:: What the task requires ::
Write every line out verbatim and omit the pictures.

** Start Supplied entries **

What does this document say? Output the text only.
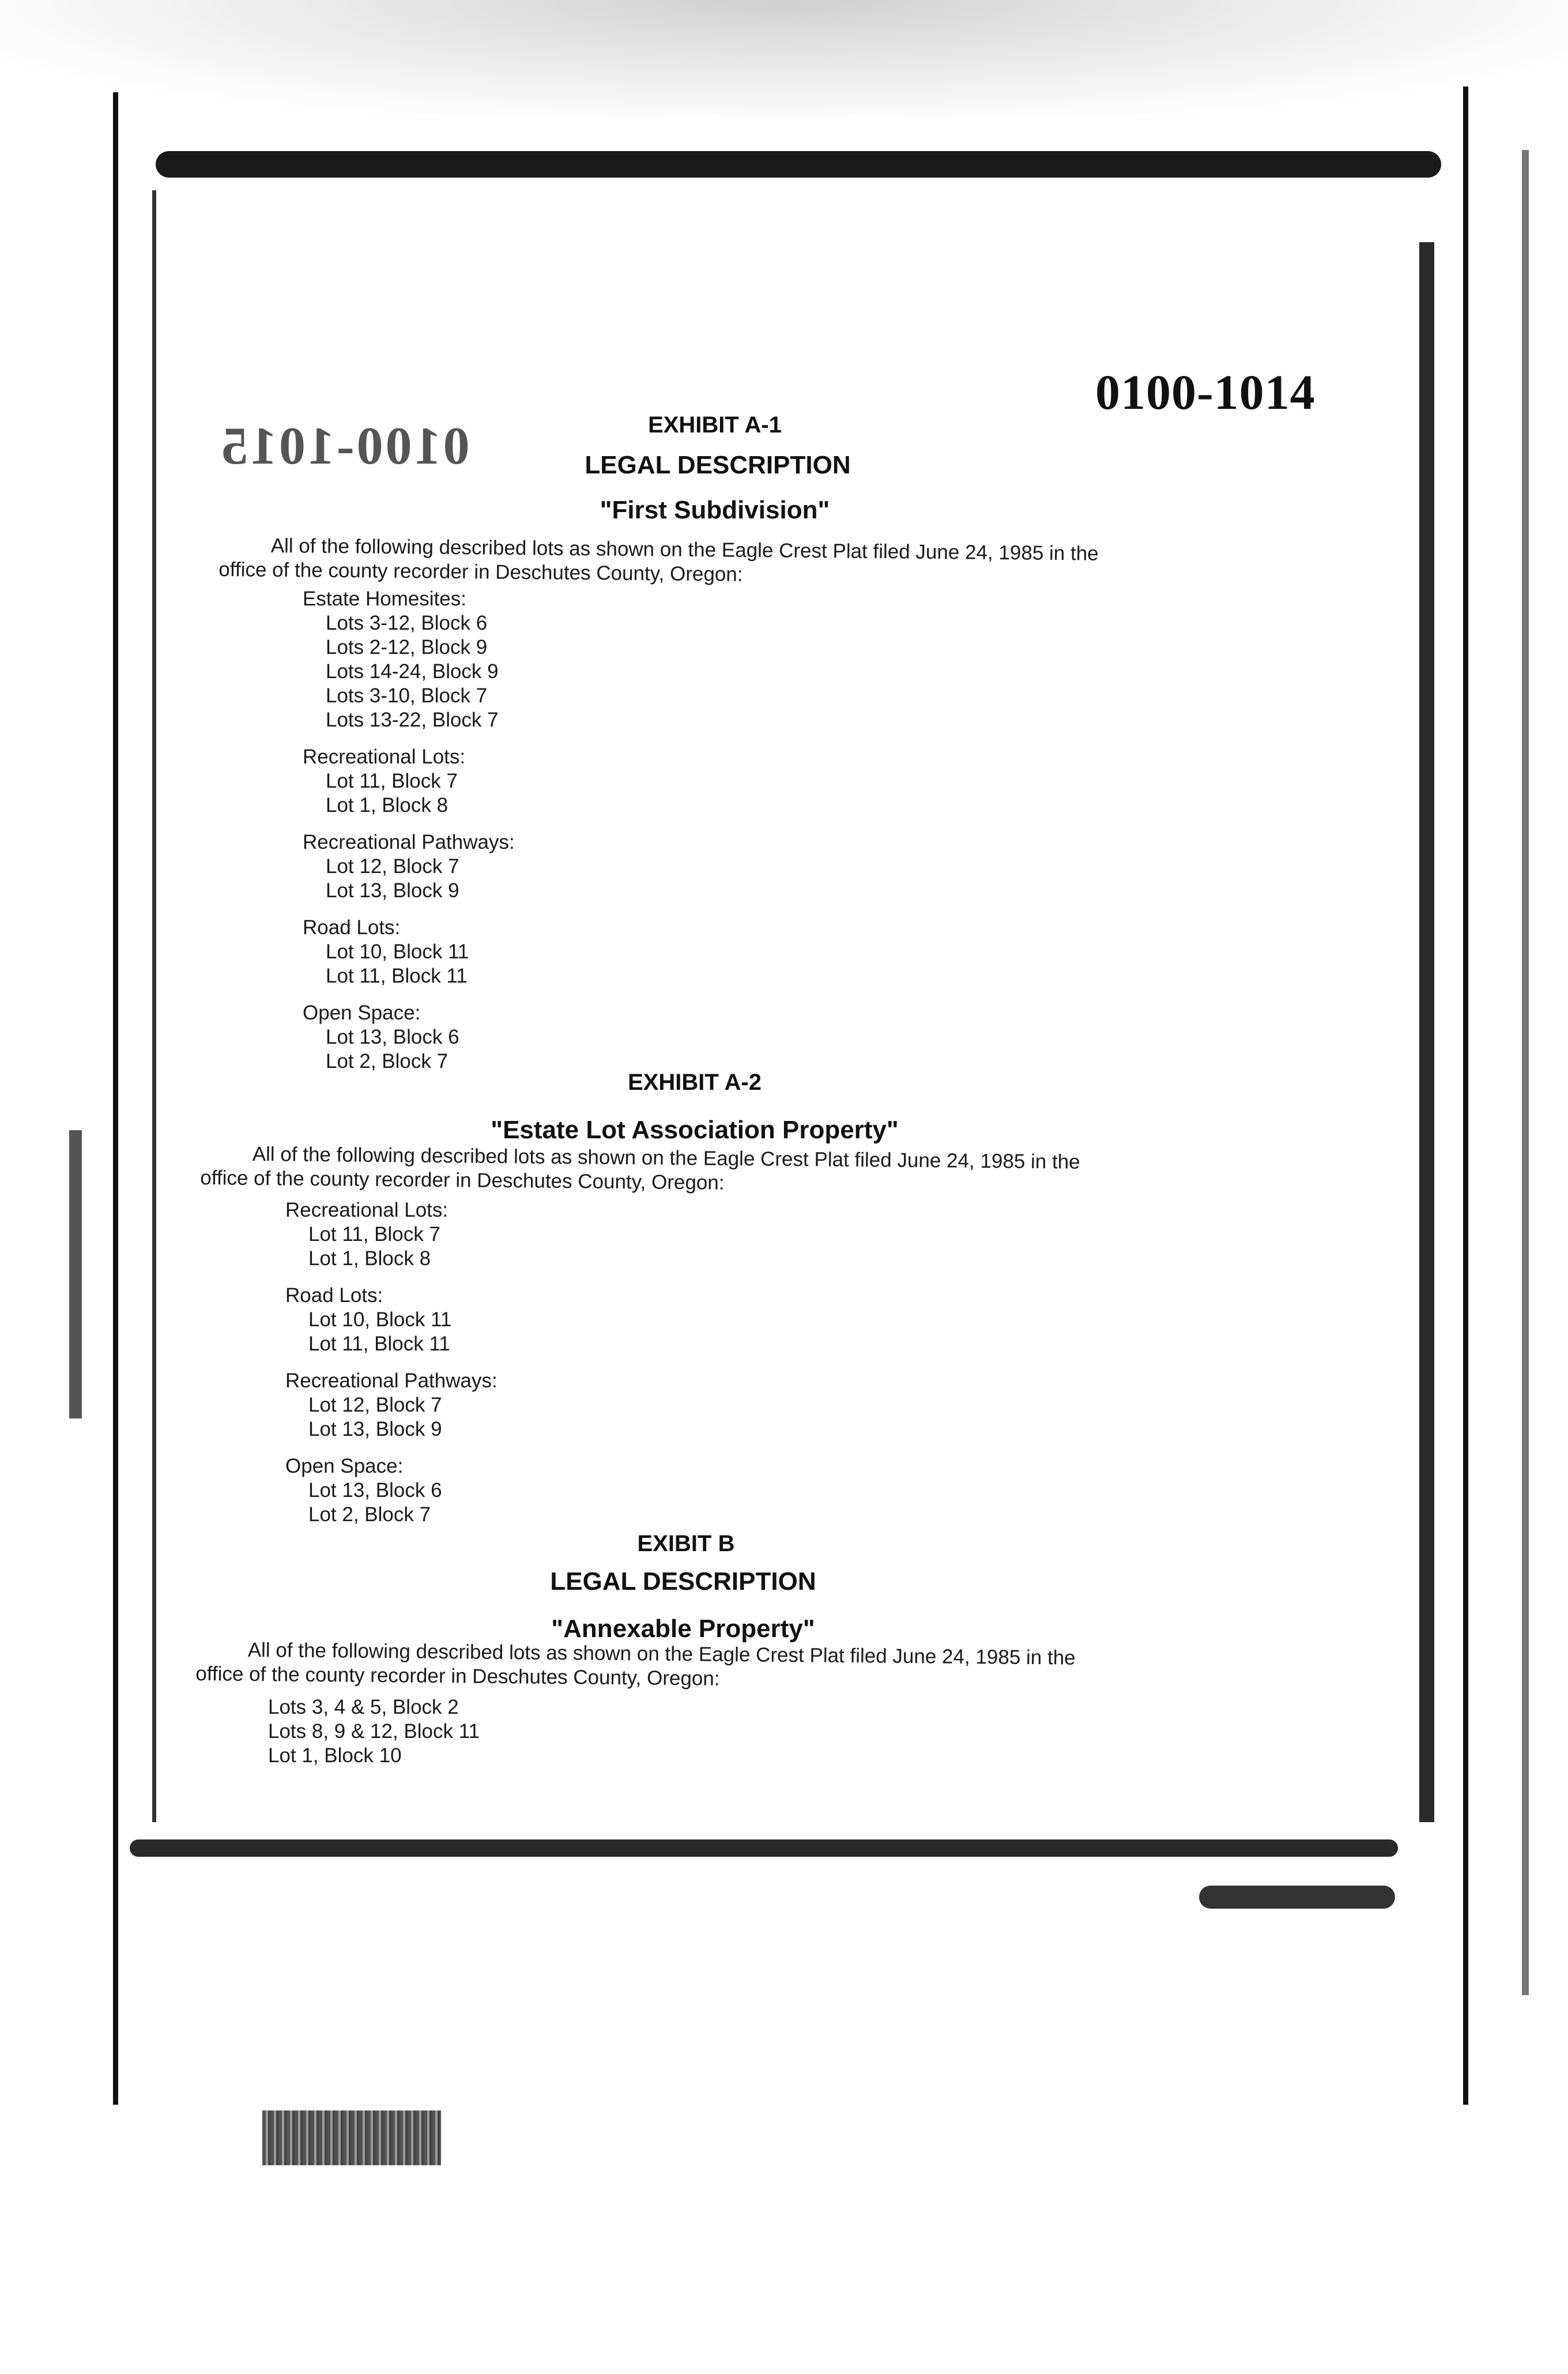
0100-1015
0100-1014
EXHIBIT A-1
LEGAL DESCRIPTION
"First Subdivision"
All of the following described lots as shown on the Eagle Crest Plat filed June 24, 1985 in the
office of the county recorder in Deschutes County, Oregon:
Estate Homesites:
Lots 3-12, Block 6
Lots 2-12, Block 9
Lots 14-24, Block 9
Lots 3-10, Block 7
Lots 13-22, Block 7
Recreational Lots:
Lot 11, Block 7
Lot 1, Block 8
Recreational Pathways:
Lot 12, Block 7
Lot 13, Block 9
Road Lots:
Lot 10, Block 11
Lot 11, Block 11
Open Space:
Lot 13, Block 6
Lot 2, Block 7
EXHIBIT A-2
"Estate Lot Association Property"
All of the following described lots as shown on the Eagle Crest Plat filed June 24, 1985 in the
office of the county recorder in Deschutes County, Oregon:
Recreational Lots:
Lot 11, Block 7
Lot 1, Block 8
Road Lots:
Lot 10, Block 11
Lot 11, Block 11
Recreational Pathways:
Lot 12, Block 7
Lot 13, Block 9
Open Space:
Lot 13, Block 6
Lot 2, Block 7
EXIBIT B
LEGAL DESCRIPTION
"Annexable Property"
All of the following described lots as shown on the Eagle Crest Plat filed June 24, 1985 in the
office of the county recorder in Deschutes County, Oregon:
Lots 3, 4 & 5, Block 2
Lots 8, 9 & 12, Block 11
Lot 1, Block 10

** End Supplied entries **

:: Response below ::
What does this document say? Output the text only.
0100-1015
0100-1014
EXHIBIT A-1
LEGAL DESCRIPTION
"First Subdivision"
All of the following described lots as shown on the Eagle Crest Plat filed June 24, 1985 in the
office of the county recorder in Deschutes County, Oregon:
Estate Homesites:
Lots 3-12, Block 6
Lots 2-12, Block 9
Lots 14-24, Block 9
Lots 3-10, Block 7
Lots 13-22, Block 7
Recreational Lots:
Lot 11, Block 7
Lot 1, Block 8
Recreational Pathways:
Lot 12, Block 7
Lot 13, Block 9
Road Lots:
Lot 10, Block 11
Lot 11, Block 11
Open Space:
Lot 13, Block 6
Lot 2, Block 7
EXHIBIT A-2
"Estate Lot Association Property"
All of the following described lots as shown on the Eagle Crest Plat filed June 24, 1985 in the
office of the county recorder in Deschutes County, Oregon:
Recreational Lots:
Lot 11, Block 7
Lot 1, Block 8
Road Lots:
Lot 10, Block 11
Lot 11, Block 11
Recreational Pathways:
Lot 12, Block 7
Lot 13, Block 9
Open Space:
Lot 13, Block 6
Lot 2, Block 7
EXIBIT B
LEGAL DESCRIPTION
"Annexable Property"
All of the following described lots as shown on the Eagle Crest Plat filed June 24, 1985 in the
office of the county recorder in Deschutes County, Oregon:
Lots 3, 4 & 5, Block 2
Lots 8, 9 & 12, Block 11
Lot 1, Block 10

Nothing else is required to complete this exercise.